▸ **Records**:
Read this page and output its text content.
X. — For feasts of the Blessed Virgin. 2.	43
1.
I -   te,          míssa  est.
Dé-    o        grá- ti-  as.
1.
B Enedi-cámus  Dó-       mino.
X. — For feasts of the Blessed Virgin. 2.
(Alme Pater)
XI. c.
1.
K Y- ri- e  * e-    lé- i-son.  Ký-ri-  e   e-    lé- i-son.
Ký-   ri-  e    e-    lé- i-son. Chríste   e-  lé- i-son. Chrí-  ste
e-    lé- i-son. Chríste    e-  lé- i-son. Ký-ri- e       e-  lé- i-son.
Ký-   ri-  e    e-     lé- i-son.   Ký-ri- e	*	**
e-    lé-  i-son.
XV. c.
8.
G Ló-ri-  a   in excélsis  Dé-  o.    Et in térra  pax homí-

▸ **The request**: State how many lines of the listing hold the string "feasts"; reply with the number and nothing else.

▸ **Task result**: 2